:: BRIEF ::
Collect the lines of the entries where "content" shows up.

════════════════

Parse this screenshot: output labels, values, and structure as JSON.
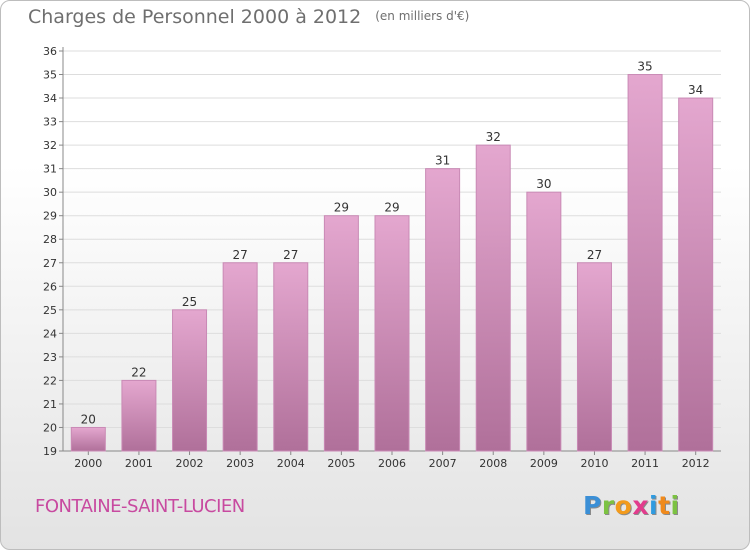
{
  "title": "Charges de Personnel 2000 à 2012",
  "subtitle": "(en milliers d'€)",
  "commune": "FONTAINE-SAINT-LUCIEN",
  "logo": {
    "letters": [
      {
        "ch": "P",
        "color": "#3b8fd6"
      },
      {
        "ch": "r",
        "color": "#7cc242"
      },
      {
        "ch": "o",
        "color": "#f39b1c"
      },
      {
        "ch": "x",
        "color": "#e23c8d"
      },
      {
        "ch": "i",
        "color": "#2f9be0"
      },
      {
        "ch": "t",
        "color": "#f08a1c"
      },
      {
        "ch": "i",
        "color": "#7cc242"
      }
    ]
  },
  "colors": {
    "bar_top": "#e4a7cf",
    "bar_bottom": "#b0709a",
    "bar_edge": "#c98ab5"
  },
  "chart_data": {
    "type": "bar",
    "categories": [
      "2000",
      "2001",
      "2002",
      "2003",
      "2004",
      "2005",
      "2006",
      "2007",
      "2008",
      "2009",
      "2010",
      "2011",
      "2012"
    ],
    "values": [
      20,
      22,
      25,
      27,
      27,
      29,
      29,
      31,
      32,
      30,
      27,
      35,
      34
    ],
    "ylim": [
      19,
      36
    ],
    "yticks": [
      19,
      20,
      21,
      22,
      23,
      24,
      25,
      26,
      27,
      28,
      29,
      30,
      31,
      32,
      33,
      34,
      35,
      36
    ],
    "grid": true,
    "xlabel": "",
    "ylabel": ""
  }
}
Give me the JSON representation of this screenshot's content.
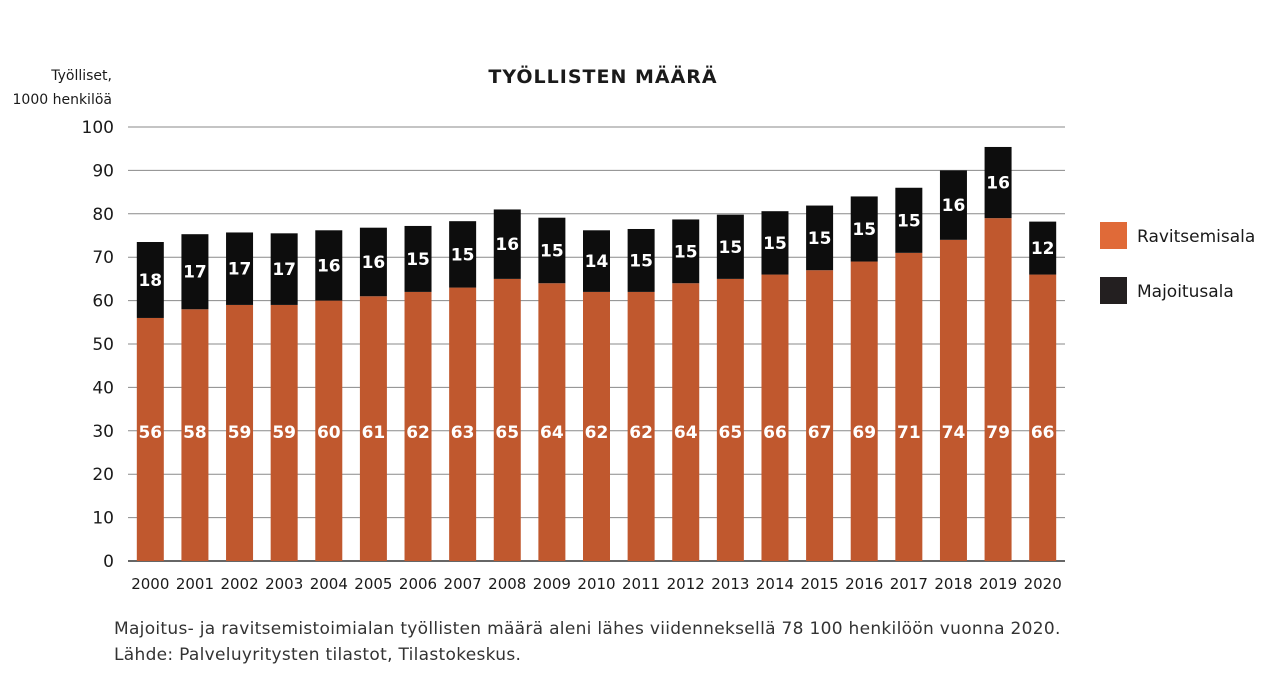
{
  "chart_data": {
    "type": "bar",
    "stacked": true,
    "title": "TYÖLLISTEN MÄÄRÄ",
    "ylabel_lines": [
      "Työlliset,",
      "1000 henkilöä"
    ],
    "xlabel": "",
    "ylim": [
      0,
      100
    ],
    "yticks": [
      0,
      10,
      20,
      30,
      40,
      50,
      60,
      70,
      80,
      90,
      100
    ],
    "grid": true,
    "legend_position": "right",
    "categories": [
      "2000",
      "2001",
      "2002",
      "2003",
      "2004",
      "2005",
      "2006",
      "2007",
      "2008",
      "2009",
      "2010",
      "2011",
      "2012",
      "2013",
      "2014",
      "2015",
      "2016",
      "2017",
      "2018",
      "2019",
      "2020"
    ],
    "series": [
      {
        "name": "Ravitsemisala",
        "color": "#c0582e",
        "legend_color": "#e06a38",
        "values": [
          56,
          58,
          59,
          59,
          60,
          61,
          62,
          63,
          65,
          64,
          62,
          62,
          64,
          65,
          66,
          67,
          69,
          71,
          74,
          79,
          66
        ],
        "labels": [
          "56",
          "58",
          "59",
          "59",
          "60",
          "61",
          "62",
          "63",
          "65",
          "64",
          "62",
          "62",
          "64",
          "65",
          "66",
          "67",
          "69",
          "71",
          "74",
          "79",
          "66"
        ]
      },
      {
        "name": "Majoitusala",
        "color": "#0d0d0d",
        "legend_color": "#231f20",
        "values": [
          17.5,
          17.3,
          16.7,
          16.5,
          16.2,
          15.8,
          15.2,
          15.3,
          16.0,
          15.1,
          14.2,
          14.5,
          14.7,
          14.8,
          14.6,
          14.9,
          15.0,
          15.0,
          16.0,
          16.4,
          12.2
        ],
        "labels": [
          "18",
          "17",
          "17",
          "17",
          "16",
          "16",
          "15",
          "15",
          "16",
          "15",
          "14",
          "15",
          "15",
          "15",
          "15",
          "15",
          "15",
          "15",
          "16",
          "16",
          "12"
        ]
      }
    ]
  },
  "caption": "Majoitus- ja ravitsemistoimialan työllisten määrä aleni lähes viidenneksellä 78 100 henkilöön vuonna 2020. Lähde: Palveluyritysten tilastot, Tilastokeskus."
}
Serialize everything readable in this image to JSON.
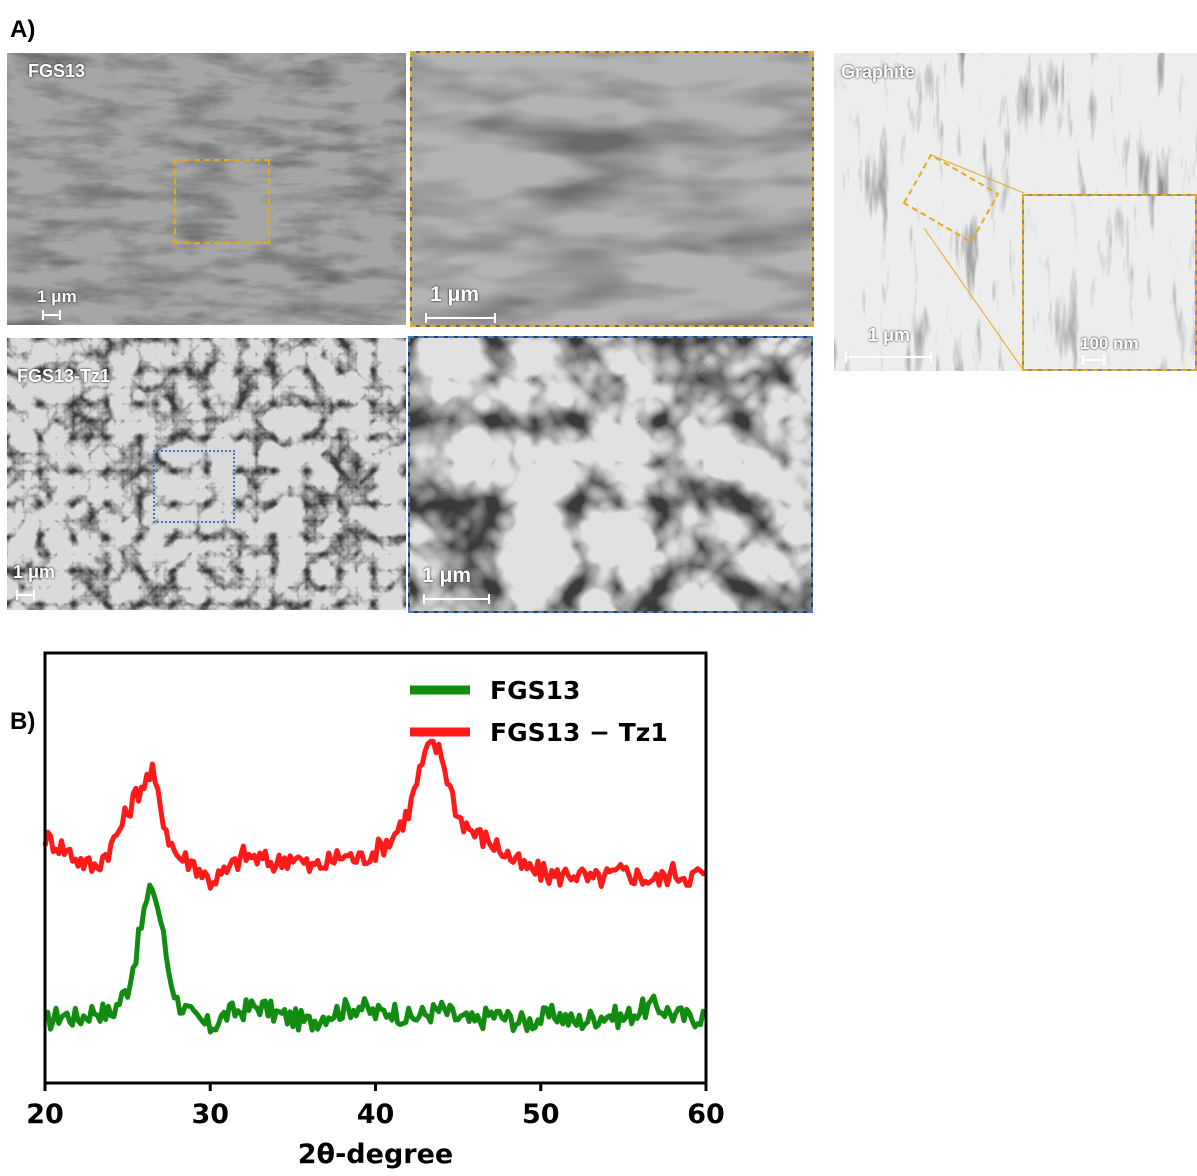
{
  "figure": {
    "panel_a_label": "A)",
    "panel_b_label": "B)"
  },
  "sem_images": {
    "fgs13": {
      "label": "FGS13",
      "scale": "1 μm"
    },
    "fgs13_zoom": {
      "scale": "1 μm"
    },
    "fgs13_tz1": {
      "label": "FGS13-Tz1",
      "scale": "1 μm"
    },
    "fgs13_tz1_zoom": {
      "scale": "1 μm"
    },
    "graphite": {
      "label": "Graphite",
      "scale": "1 μm",
      "inset_scale": "100 nm"
    }
  },
  "colors": {
    "orange_box": "#e8a81c",
    "blue_box": "#4a78c9",
    "fgs13": "#118c11",
    "fgs13_tz1": "#ff1a1a"
  },
  "chart_data": {
    "type": "line",
    "xlabel": "2θ-degree",
    "ylabel": "",
    "xlim": [
      20,
      60
    ],
    "xticks": [
      20,
      30,
      40,
      50,
      60
    ],
    "legend_position": "top-right",
    "series": [
      {
        "name": "FGS13",
        "color": "#118c11",
        "x": [
          20,
          21,
          22,
          23,
          24,
          25,
          25.5,
          26,
          26.5,
          27,
          27.5,
          28,
          29,
          30,
          31,
          32,
          33,
          34,
          35,
          36,
          37,
          38,
          39,
          40,
          41,
          42,
          43,
          44,
          45,
          46,
          47,
          48,
          49,
          50,
          51,
          52,
          53,
          54,
          55,
          56,
          57,
          58,
          59,
          60
        ],
        "y": [
          0.14,
          0.16,
          0.15,
          0.17,
          0.16,
          0.22,
          0.3,
          0.4,
          0.46,
          0.38,
          0.26,
          0.19,
          0.15,
          0.13,
          0.16,
          0.17,
          0.18,
          0.16,
          0.15,
          0.14,
          0.16,
          0.17,
          0.18,
          0.16,
          0.17,
          0.15,
          0.16,
          0.17,
          0.15,
          0.14,
          0.16,
          0.15,
          0.14,
          0.15,
          0.16,
          0.14,
          0.15,
          0.16,
          0.15,
          0.17,
          0.18,
          0.16,
          0.15,
          0.16
        ]
      },
      {
        "name": "FGS13 − Tz1",
        "color": "#ff1a1a",
        "x": [
          20,
          21,
          22,
          23,
          24,
          25,
          25.5,
          26,
          26.5,
          27,
          27.5,
          28,
          29,
          30,
          31,
          32,
          33,
          34,
          35,
          36,
          37,
          38,
          39,
          40,
          41,
          42,
          42.5,
          43,
          43.5,
          44,
          44.5,
          45,
          46,
          47,
          48,
          49,
          50,
          51,
          52,
          53,
          54,
          55,
          56,
          57,
          58,
          59,
          60
        ],
        "y": [
          0.57,
          0.55,
          0.52,
          0.5,
          0.55,
          0.63,
          0.67,
          0.7,
          0.72,
          0.64,
          0.57,
          0.53,
          0.51,
          0.47,
          0.49,
          0.53,
          0.52,
          0.51,
          0.53,
          0.5,
          0.51,
          0.53,
          0.52,
          0.54,
          0.57,
          0.63,
          0.7,
          0.76,
          0.79,
          0.76,
          0.69,
          0.62,
          0.58,
          0.56,
          0.53,
          0.5,
          0.49,
          0.48,
          0.49,
          0.47,
          0.48,
          0.49,
          0.48,
          0.47,
          0.49,
          0.48,
          0.49
        ]
      }
    ]
  }
}
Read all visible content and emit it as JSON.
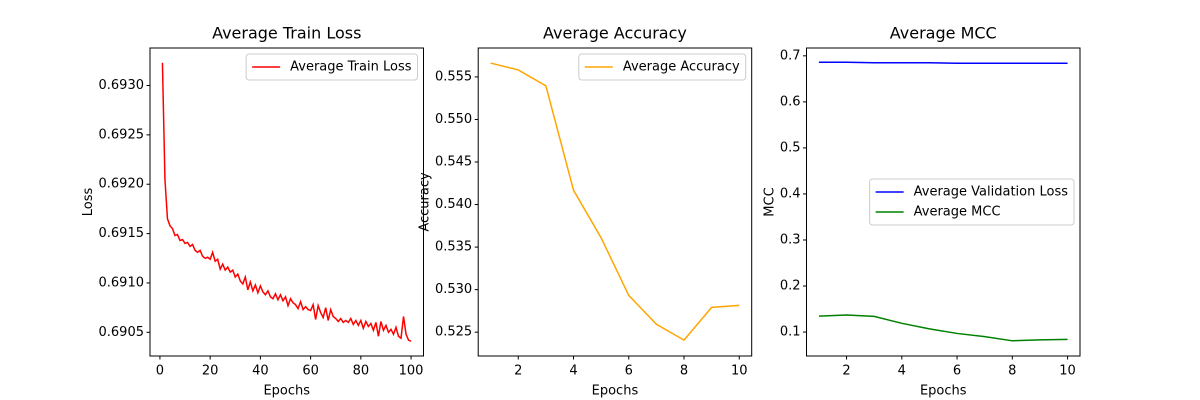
{
  "chart_data": [
    {
      "type": "line",
      "title": "Average Train Loss",
      "xlabel": "Epochs",
      "ylabel": "Loss",
      "legend": "upper right",
      "x": [
        1,
        2,
        3,
        4,
        5,
        6,
        7,
        8,
        9,
        10,
        11,
        12,
        13,
        14,
        15,
        16,
        17,
        18,
        19,
        20,
        21,
        22,
        23,
        24,
        25,
        26,
        27,
        28,
        29,
        30,
        31,
        32,
        33,
        34,
        35,
        36,
        37,
        38,
        39,
        40,
        41,
        42,
        43,
        44,
        45,
        46,
        47,
        48,
        49,
        50,
        51,
        52,
        53,
        54,
        55,
        56,
        57,
        58,
        59,
        60,
        61,
        62,
        63,
        64,
        65,
        66,
        67,
        68,
        69,
        70,
        71,
        72,
        73,
        74,
        75,
        76,
        77,
        78,
        79,
        80,
        81,
        82,
        83,
        84,
        85,
        86,
        87,
        88,
        89,
        90,
        91,
        92,
        93,
        94,
        95,
        96,
        97,
        98,
        99,
        100
      ],
      "series": [
        {
          "name": "Average Train Loss",
          "color": "#ff0000",
          "values": [
            0.69323,
            0.69205,
            0.69165,
            0.69158,
            0.69155,
            0.69148,
            0.69149,
            0.69143,
            0.69144,
            0.6914,
            0.69141,
            0.69137,
            0.69139,
            0.69133,
            0.69131,
            0.69133,
            0.69127,
            0.69125,
            0.69126,
            0.69124,
            0.69131,
            0.69122,
            0.69124,
            0.69114,
            0.69119,
            0.69113,
            0.69116,
            0.69111,
            0.69113,
            0.69106,
            0.69109,
            0.69102,
            0.69099,
            0.69106,
            0.69093,
            0.69101,
            0.69092,
            0.69098,
            0.6909,
            0.69097,
            0.69091,
            0.69088,
            0.69092,
            0.69086,
            0.69084,
            0.69089,
            0.69083,
            0.69088,
            0.69082,
            0.69086,
            0.69077,
            0.69084,
            0.6908,
            0.69078,
            0.69074,
            0.69081,
            0.69073,
            0.69076,
            0.69073,
            0.69072,
            0.69078,
            0.69063,
            0.69077,
            0.6907,
            0.69065,
            0.69075,
            0.69062,
            0.69073,
            0.69066,
            0.69064,
            0.69061,
            0.69064,
            0.6906,
            0.69062,
            0.6906,
            0.69064,
            0.69058,
            0.69062,
            0.69057,
            0.69062,
            0.69054,
            0.69061,
            0.69056,
            0.69059,
            0.69052,
            0.6906,
            0.69046,
            0.69061,
            0.69052,
            0.69057,
            0.6905,
            0.69053,
            0.69048,
            0.69055,
            0.69046,
            0.69044,
            0.69066,
            0.69048,
            0.69042,
            0.69041
          ]
        }
      ],
      "xlim": [
        -3.95,
        104.95
      ],
      "xticks": [
        0,
        20,
        40,
        60,
        80,
        100
      ],
      "ylim": [
        0.69026,
        0.69338
      ],
      "yticks": [
        0.6905,
        {
          "value": 0.691,
          "label": "0.6910"
        },
        0.6915,
        {
          "value": 0.692,
          "label": "0.6920"
        },
        0.6925,
        {
          "value": 0.693,
          "label": "0.6930"
        }
      ]
    },
    {
      "type": "line",
      "title": "Average Accuracy",
      "xlabel": "Epochs",
      "ylabel": "Accuracy",
      "legend": "upper right",
      "x": [
        1,
        2,
        3,
        4,
        5,
        6,
        7,
        8,
        9,
        10
      ],
      "series": [
        {
          "name": "Average Accuracy",
          "color": "#ffa500",
          "values": [
            0.55663,
            0.55582,
            0.55395,
            0.54169,
            0.53609,
            0.52932,
            0.52593,
            0.52407,
            0.52792,
            0.52815
          ]
        }
      ],
      "xlim": [
        0.55,
        10.45
      ],
      "xticks": [
        2,
        4,
        6,
        8,
        10
      ],
      "ylim": [
        0.5222,
        0.5584
      ],
      "yticks": [
        0.525,
        {
          "value": 0.53,
          "label": "0.530"
        },
        0.535,
        {
          "value": 0.54,
          "label": "0.540"
        },
        0.545,
        {
          "value": 0.55,
          "label": "0.550"
        },
        0.555
      ]
    },
    {
      "type": "line",
      "title": "Average MCC",
      "xlabel": "Epochs",
      "ylabel": "MCC",
      "legend": "center right",
      "x": [
        1,
        2,
        3,
        4,
        5,
        6,
        7,
        8,
        9,
        10
      ],
      "series": [
        {
          "name": "Average Validation Loss",
          "color": "#0000ff",
          "values": [
            0.686,
            0.686,
            0.685,
            0.685,
            0.685,
            0.684,
            0.684,
            0.684,
            0.684,
            0.684
          ]
        },
        {
          "name": "Average MCC",
          "color": "#008000",
          "values": [
            0.1345,
            0.137,
            0.134,
            0.119,
            0.107,
            0.097,
            0.09,
            0.081,
            0.083,
            0.084
          ]
        }
      ],
      "xlim": [
        0.55,
        10.45
      ],
      "xticks": [
        2,
        4,
        6,
        8,
        10
      ],
      "ylim": [
        0.048,
        0.717
      ],
      "yticks": [
        0.1,
        0.2,
        0.3,
        0.4,
        0.5,
        0.6,
        0.7
      ]
    }
  ]
}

════════════════

:: COMPLETE ANSWER ::
Give me the JSON representation of this screenshot's content.
Read all visible content and emit it as JSON.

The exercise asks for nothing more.